--- start of Dataset extract ---

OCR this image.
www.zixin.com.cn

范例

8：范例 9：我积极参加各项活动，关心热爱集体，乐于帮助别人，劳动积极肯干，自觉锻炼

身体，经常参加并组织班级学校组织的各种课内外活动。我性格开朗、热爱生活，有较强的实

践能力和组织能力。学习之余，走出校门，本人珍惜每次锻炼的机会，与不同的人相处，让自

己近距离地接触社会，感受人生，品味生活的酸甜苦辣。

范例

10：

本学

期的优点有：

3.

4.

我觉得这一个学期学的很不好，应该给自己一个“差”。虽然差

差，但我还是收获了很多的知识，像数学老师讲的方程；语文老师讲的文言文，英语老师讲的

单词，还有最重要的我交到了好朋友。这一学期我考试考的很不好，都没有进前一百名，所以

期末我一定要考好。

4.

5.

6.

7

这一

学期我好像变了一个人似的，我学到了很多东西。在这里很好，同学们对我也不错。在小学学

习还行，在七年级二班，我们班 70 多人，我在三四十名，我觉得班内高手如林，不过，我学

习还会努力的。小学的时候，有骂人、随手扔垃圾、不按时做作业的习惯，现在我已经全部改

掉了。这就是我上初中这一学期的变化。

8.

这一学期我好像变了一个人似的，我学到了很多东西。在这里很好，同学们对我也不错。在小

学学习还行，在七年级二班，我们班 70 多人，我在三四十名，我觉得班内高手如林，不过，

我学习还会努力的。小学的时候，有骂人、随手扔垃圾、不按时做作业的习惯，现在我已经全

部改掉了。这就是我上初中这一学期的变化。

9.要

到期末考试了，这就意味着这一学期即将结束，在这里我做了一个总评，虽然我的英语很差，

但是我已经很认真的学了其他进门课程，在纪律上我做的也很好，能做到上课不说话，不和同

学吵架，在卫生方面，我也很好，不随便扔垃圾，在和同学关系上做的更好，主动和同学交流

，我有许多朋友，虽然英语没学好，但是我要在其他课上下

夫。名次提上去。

--- end of Dataset extract ---

Task instructions:
Go through the listing above and restate it word for word.

Answer to this exercise:
OCR this image.
www.zixin.com.cn

范例

8：范例 9：我积极参加各项活动，关心热爱集体，乐于帮助别人，劳动积极肯干，自觉锻炼

身体，经常参加并组织班级学校组织的各种课内外活动。我性格开朗、热爱生活，有较强的实

践能力和组织能力。学习之余，走出校门，本人珍惜每次锻炼的机会，与不同的人相处，让自

己近距离地接触社会，感受人生，品味生活的酸甜苦辣。

范例

10：

本学

期的优点有：

3.

4.

我觉得这一个学期学的很不好，应该给自己一个“差”。虽然差

差，但我还是收获了很多的知识，像数学老师讲的方程；语文老师讲的文言文，英语老师讲的

单词，还有最重要的我交到了好朋友。这一学期我考试考的很不好，都没有进前一百名，所以

期末我一定要考好。

4.

5.

6.

7

这一

学期我好像变了一个人似的，我学到了很多东西。在这里很好，同学们对我也不错。在小学学

习还行，在七年级二班，我们班 70 多人，我在三四十名，我觉得班内高手如林，不过，我学

习还会努力的。小学的时候，有骂人、随手扔垃圾、不按时做作业的习惯，现在我已经全部改

掉了。这就是我上初中这一学期的变化。

8.

这一学期我好像变了一个人似的，我学到了很多东西。在这里很好，同学们对我也不错。在小

学学习还行，在七年级二班，我们班 70 多人，我在三四十名，我觉得班内高手如林，不过，

我学习还会努力的。小学的时候，有骂人、随手扔垃圾、不按时做作业的习惯，现在我已经全

部改掉了。这就是我上初中这一学期的变化。

9.要

到期末考试了，这就意味着这一学期即将结束，在这里我做了一个总评，虽然我的英语很差，

但是我已经很认真的学了其他进门课程，在纪律上我做的也很好，能做到上课不说话，不和同

学吵架，在卫生方面，我也很好，不随便扔垃圾，在和同学关系上做的更好，主动和同学交流

，我有许多朋友，虽然英语没学好，但是我要在其他课上下

夫。名次提上去。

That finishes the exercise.